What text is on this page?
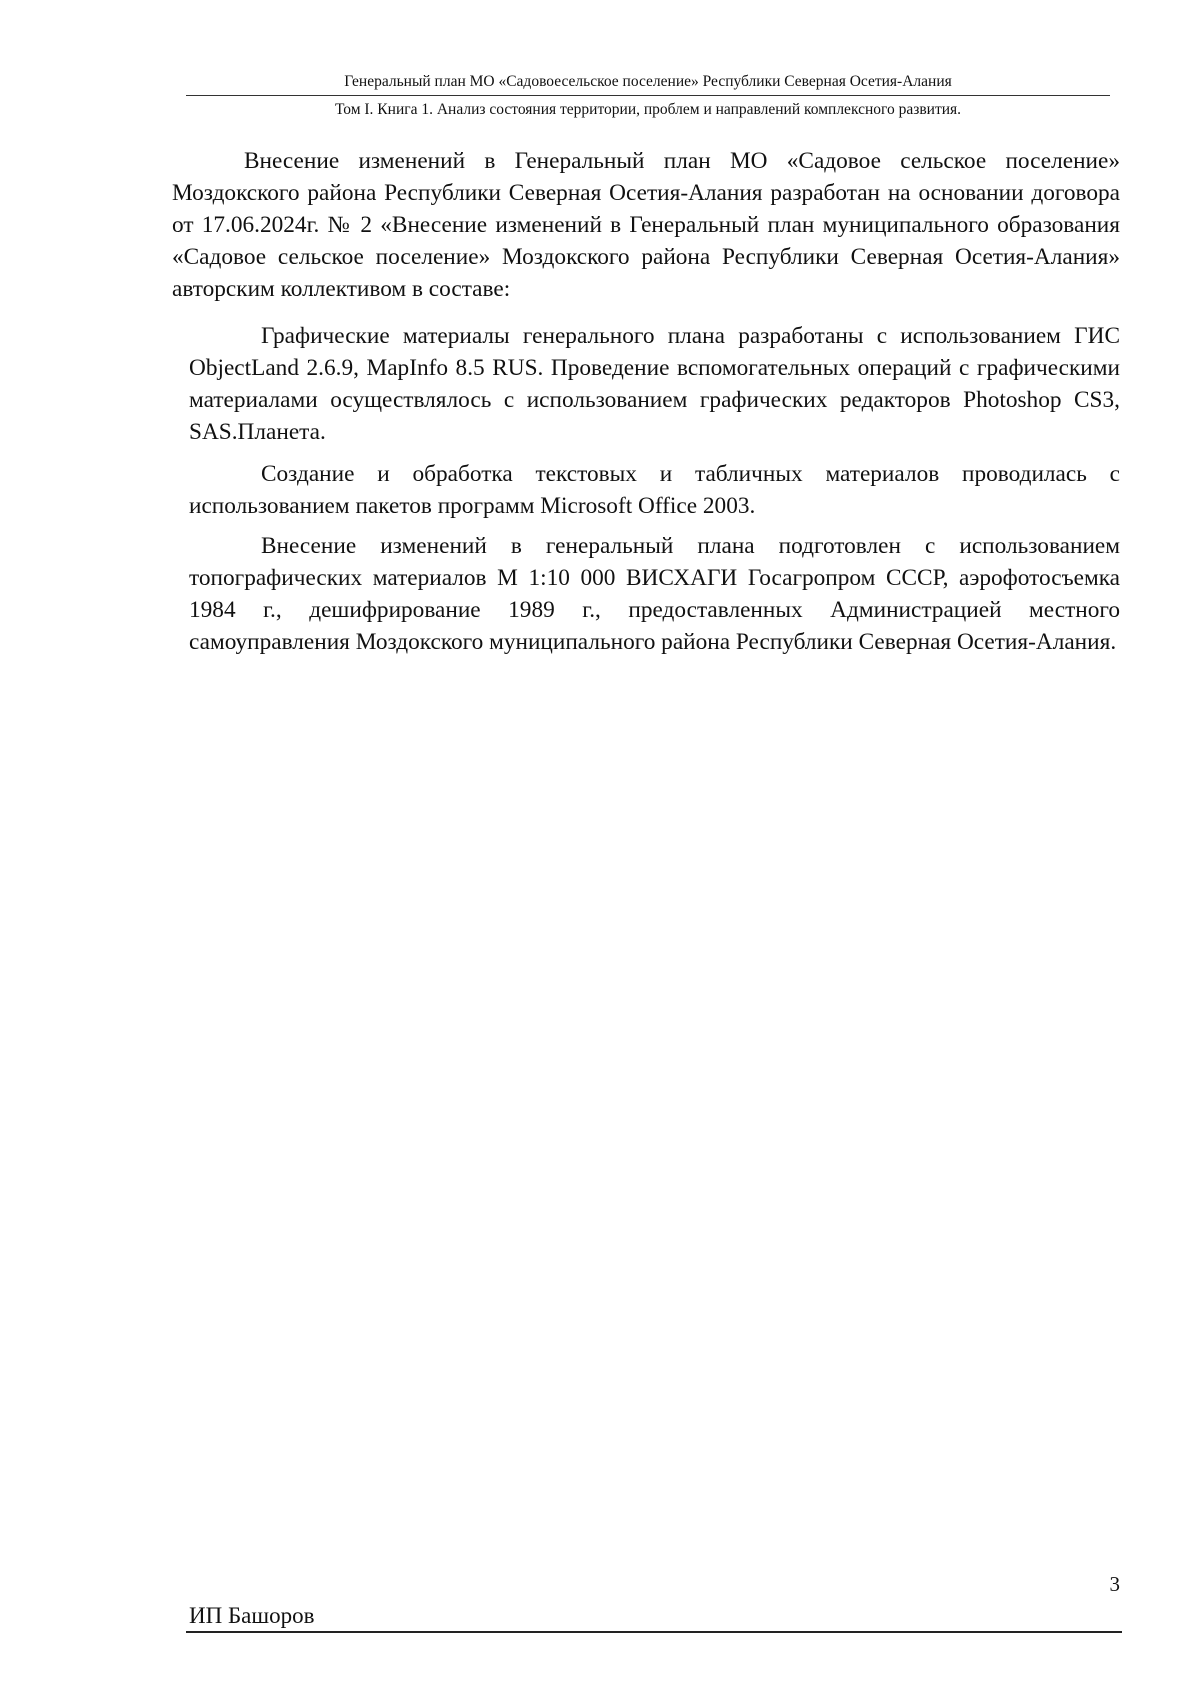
Генеральный план МО «Садовоесельское поселение» Республики Северная Осетия-Алания
Том I. Книга 1. Анализ состояния территории, проблем и направлений комплексного развития.

Внесение изменений в Генеральный план МО «Садовое сельское поселение» Моздокского района Республики Северная Осетия-Алания разработан на основании договора от 17.06.2024г. № 2 «Внесение изменений в Генеральный план муниципального образования «Садовое сельское поселение» Моздокского района Республики Северная Осетия-Алания» авторским коллективом в составе:

Графические материалы генерального плана разработаны с использованием ГИС ObjectLand 2.6.9, MapInfo 8.5 RUS. Проведение вспомогательных операций с графическими материалами осуществлялось с использованием графических редакторов Photoshop CS3, SAS.Планета.

Создание и обработка текстовых и табличных материалов проводилась с использованием пакетов программ Microsoft Office 2003.

Внесение изменений в генеральный плана подготовлен с использованием топографических материалов М 1:10 000 ВИСХАГИ Госагропром СССР, аэрофотосъемка 1984 г., дешифрирование 1989 г., предоставленных Администрацией местного самоуправления Моздокского муниципального района Республики Северная Осетия-Алания.

3
ИП Башоров
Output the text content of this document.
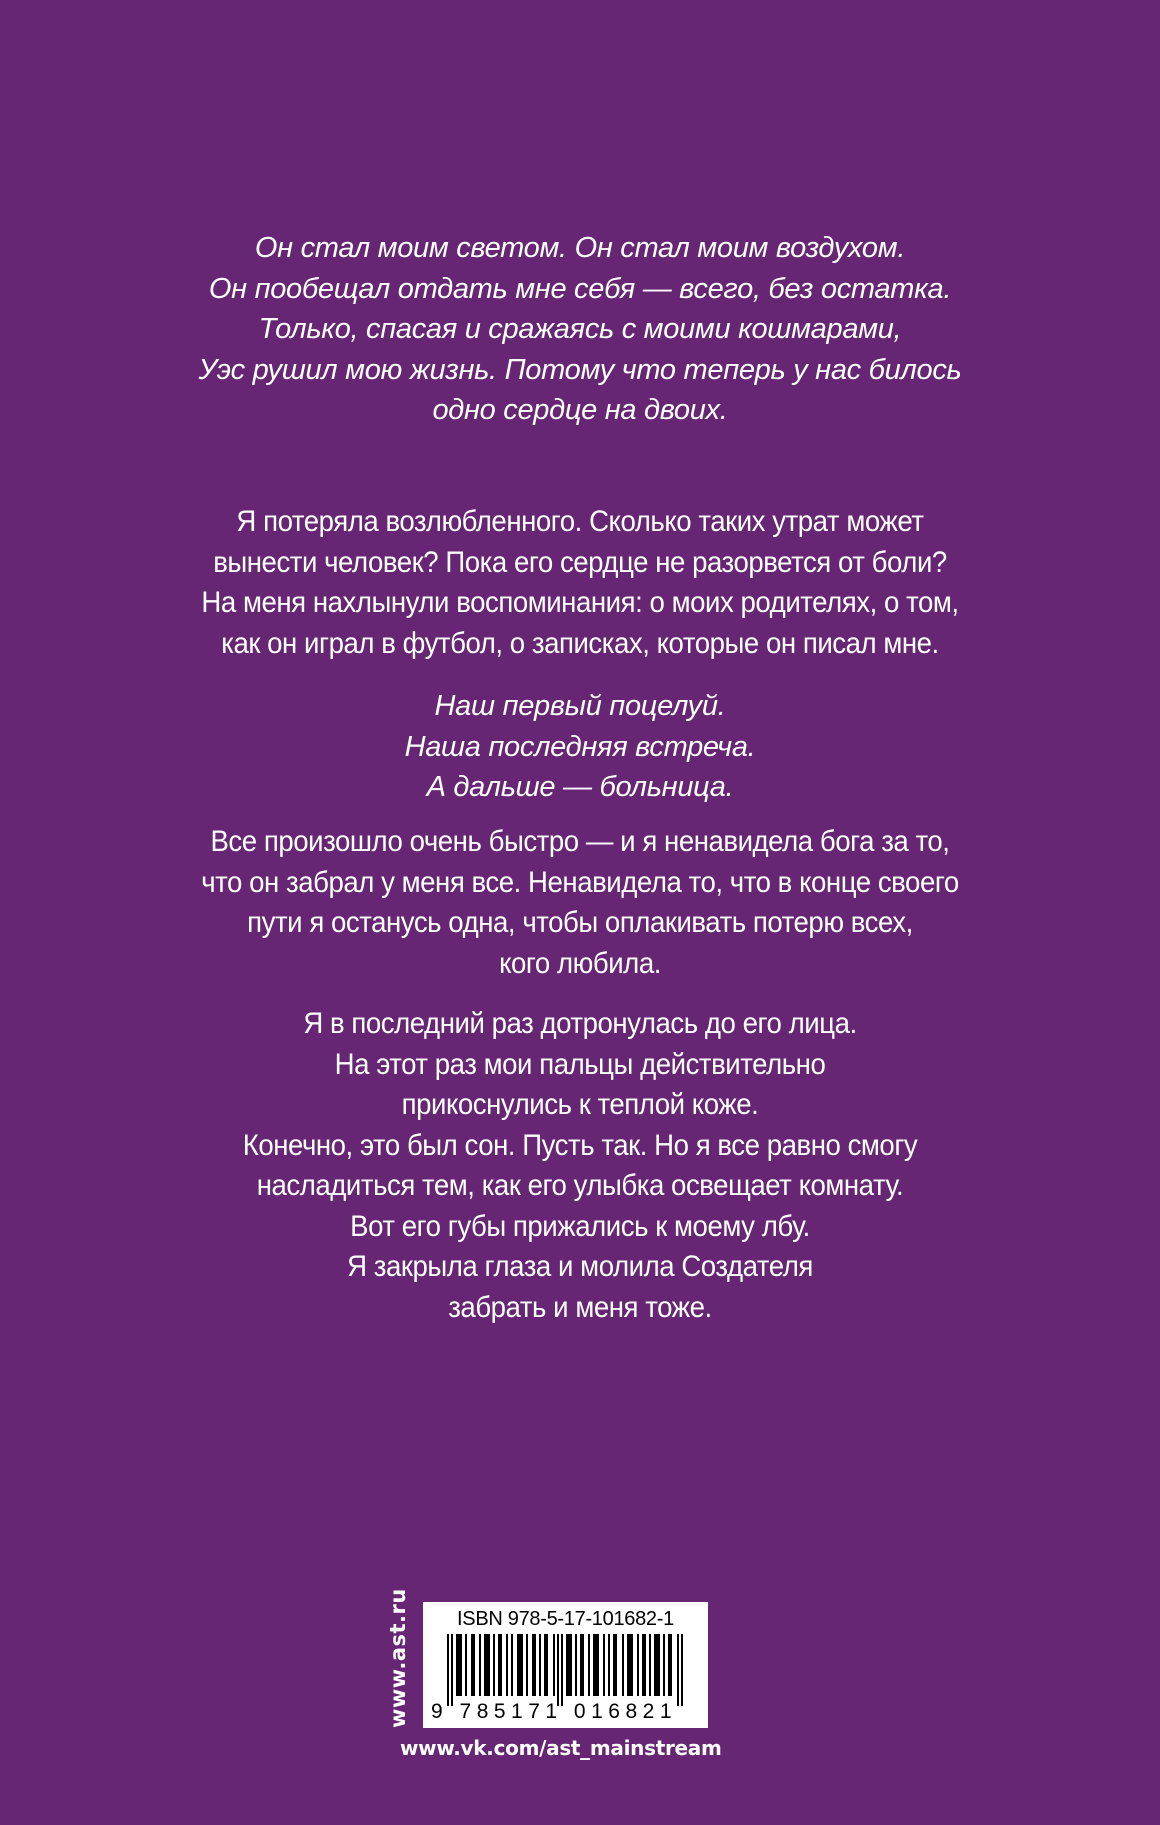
Он стал моим светом. Он стал моим воздухом.
Он пообещал отдать мне себя — всего, без остатка.
Только, спасая и сражаясь с моими кошмарами,
Уэс рушил мою жизнь. Потому что теперь у нас билось
одно сердце на двоих.
Я потеряла возлюбленного. Сколько таких утрат может
вынести человек? Пока его сердце не разорвется от боли?
На меня нахлынули воспоминания: о моих родителях, о том,
как он играл в футбол, о записках, которые он писал мне.
Наш первый поцелуй.
Наша последняя встреча.
А дальше — больница.
Все произошло очень быстро — и я ненавидела бога за то,
что он забрал у меня все. Ненавидела то, что в конце своего
пути я останусь одна, чтобы оплакивать потерю всех,
кого любила.
Я в последний раз дотронулась до его лица.
На этот раз мои пальцы действительно
прикоснулись к теплой коже.
Конечно, это был сон. Пусть так. Но я все равно смогу
насладиться тем, как его улыбка освещает комнату.
Вот его губы прижались к моему лбу.
Я закрыла глаза и молила Создателя
забрать и меня тоже.
www.ast.ru	ISBN 978-5-17-101682-1
9 785171 016821
www.vk.com/ast_mainstream
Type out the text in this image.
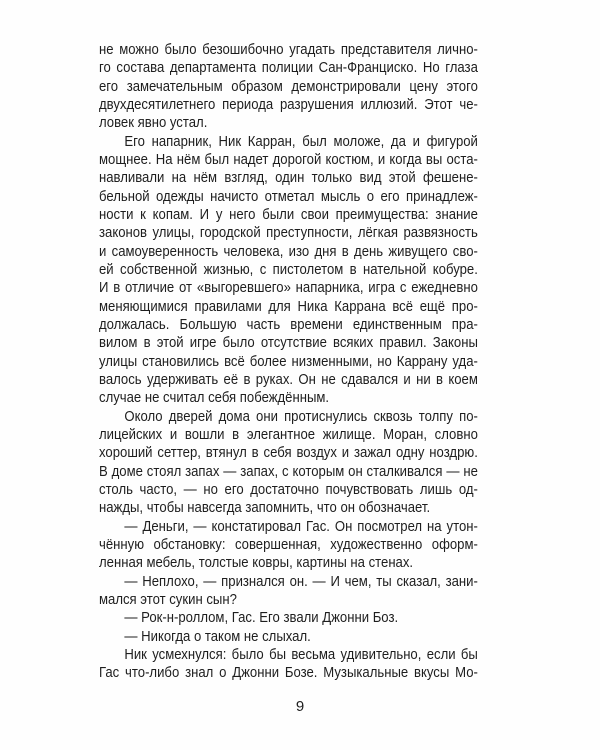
не можно было безошибочно угадать представителя лично-
го состава департамента полиции Сан-Франциско. Но глаза
его замечательным образом демонстрировали цену этого
двухдесятилетнего периода разрушения иллюзий. Этот че-
ловек явно устал.
Его напарник, Ник Карран, был моложе, да и фигурой
мощнее. На нём был надет дорогой костюм, и когда вы оста-
навливали на нём взгляд, один только вид этой фешене-
бельной одежды начисто отметал мысль о его принадлеж-
ности к копам. И у него были свои преимущества: знание
законов улицы, городской преступности, лёгкая развязность
и самоуверенность человека, изо дня в день живущего сво-
ей собственной жизнью, с пистолетом в нательной кобуре.
И в отличие от «выгоревшего» напарника, игра с ежедневно
меняющимися правилами для Ника Каррана всё ещё про-
должалась. Большую часть времени единственным пра-
вилом в этой игре было отсутствие всяких правил. Законы
улицы становились всё более низменными, но Каррану уда-
валось удерживать её в руках. Он не сдавался и ни в коем
случае не считал себя побеждённым.
Около дверей дома они протиснулись сквозь толпу по-
лицейских и вошли в элегантное жилище. Моран, словно
хороший сеттер, втянул в себя воздух и зажал одну ноздрю.
В доме стоял запах — запах, с которым он сталкивался — не
столь часто, — но его достаточно почувствовать лишь од-
нажды, чтобы навсегда запомнить, что он обозначает.
— Деньги, — констатировал Гас. Он посмотрел на утон-
чённую обстановку: совершенная, художественно оформ-
ленная мебель, толстые ковры, картины на стенах.
— Неплохо, — признался он. — И чем, ты сказал, зани-
мался этот сукин сын?
— Рок-н-роллом, Гас. Его звали Джонни Боз.
— Никогда о таком не слыхал.
Ник усмехнулся: было бы весьма удивительно, если бы
Гас что-либо знал о Джонни Бозе. Музыкальные вкусы Мо-
9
• • • • • • •
AIM OF THE EXERCISE —
Set each line of the records down exactly, leaving every picture out.

RESPONSE TO THIS TASK —
What text is on this page?
Генеральный план МО «Садовоесельское поселение» Республики Северная Осетия-Алания
Том I. Книга 1. Анализ состояния территории, проблем и направлений комплексного развития.

Внесение изменений в Генеральный план МО «Садовое сельское поселение» Моздокского района Республики Северная Осетия-Алания разработан на основании договора от 17.06.2024г. № 2 «Внесение изменений в Генеральный план муниципального образования «Садовое сельское поселение» Моздокского района Республики Северная Осетия-Алания» авторским коллективом в составе:

Графические материалы генерального плана разработаны с использованием ГИС ObjectLand 2.6.9, MapInfo 8.5 RUS. Проведение вспомогательных операций с графическими материалами осуществлялось с использованием графических редакторов Photoshop CS3, SAS.Планета.

Создание и обработка текстовых и табличных материалов проводилась с использованием пакетов программ Microsoft Office 2003.

Внесение изменений в генеральный плана подготовлен с использованием топографических материалов М 1:10 000 ВИСХАГИ Госагропром СССР, аэрофотосъемка 1984 г., дешифрирование 1989 г., предоставленных Администрацией местного самоуправления Моздокского муниципального района Республики Северная Осетия-Алания.

3
ИП Башоров
Output the text content of this document.
Он стал моим светом. Он стал моим воздухом.
Он пообещал отдать мне себя — всего, без остатка.
Только, спасая и сражаясь с моими кошмарами,
Уэс рушил мою жизнь. Потому что теперь у нас билось
одно сердце на двоих.
Я потеряла возлюбленного. Сколько таких утрат может
вынести человек? Пока его сердце не разорвется от боли?
На меня нахлынули воспоминания: о моих родителях, о том,
как он играл в футбол, о записках, которые он писал мне.
Наш первый поцелуй.
Наша последняя встреча.
А дальше — больница.
Все произошло очень быстро — и я ненавидела бога за то,
что он забрал у меня все. Ненавидела то, что в конце своего
пути я останусь одна, чтобы оплакивать потерю всех,
кого любила.
Я в последний раз дотронулась до его лица.
На этот раз мои пальцы действительно
прикоснулись к теплой коже.
Конечно, это был сон. Пусть так. Но я все равно смогу
насладиться тем, как его улыбка освещает комнату.
Вот его губы прижались к моему лбу.
Я закрыла глаза и молила Создателя
забрать и меня тоже.
www.ast.ru	ISBN 978-5-17-101682-1
9 785171 016821
www.vk.com/ast_mainstream
Type out the text in this image.
не можно было безошибочно угадать представителя лично-
го состава департамента полиции Сан-Франциско. Но глаза
его замечательным образом демонстрировали цену этого
двухдесятилетнего периода разрушения иллюзий. Этот че-
ловек явно устал.
Его напарник, Ник Карран, был моложе, да и фигурой
мощнее. На нём был надет дорогой костюм, и когда вы оста-
навливали на нём взгляд, один только вид этой фешене-
бельной одежды начисто отметал мысль о его принадлеж-
ности к копам. И у него были свои преимущества: знание
законов улицы, городской преступности, лёгкая развязность
и самоуверенность человека, изо дня в день живущего сво-
ей собственной жизнью, с пистолетом в нательной кобуре.
И в отличие от «выгоревшего» напарника, игра с ежедневно
меняющимися правилами для Ника Каррана всё ещё про-
должалась. Большую часть времени единственным пра-
вилом в этой игре было отсутствие всяких правил. Законы
улицы становились всё более низменными, но Каррану уда-
валось удерживать её в руках. Он не сдавался и ни в коем
случае не считал себя побеждённым.
Около дверей дома они протиснулись сквозь толпу по-
лицейских и вошли в элегантное жилище. Моран, словно
хороший сеттер, втянул в себя воздух и зажал одну ноздрю.
В доме стоял запах — запах, с которым он сталкивался — не
столь часто, — но его достаточно почувствовать лишь од-
нажды, чтобы навсегда запомнить, что он обозначает.
— Деньги, — констатировал Гас. Он посмотрел на утон-
чённую обстановку: совершенная, художественно оформ-
ленная мебель, толстые ковры, картины на стенах.
— Неплохо, — признался он. — И чем, ты сказал, зани-
мался этот сукин сын?
— Рок-н-роллом, Гас. Его звали Джонни Боз.
— Никогда о таком не слыхал.
Ник усмехнулся: было бы весьма удивительно, если бы
Гас что-либо знал о Джонни Бозе. Музыкальные вкусы Мо-
9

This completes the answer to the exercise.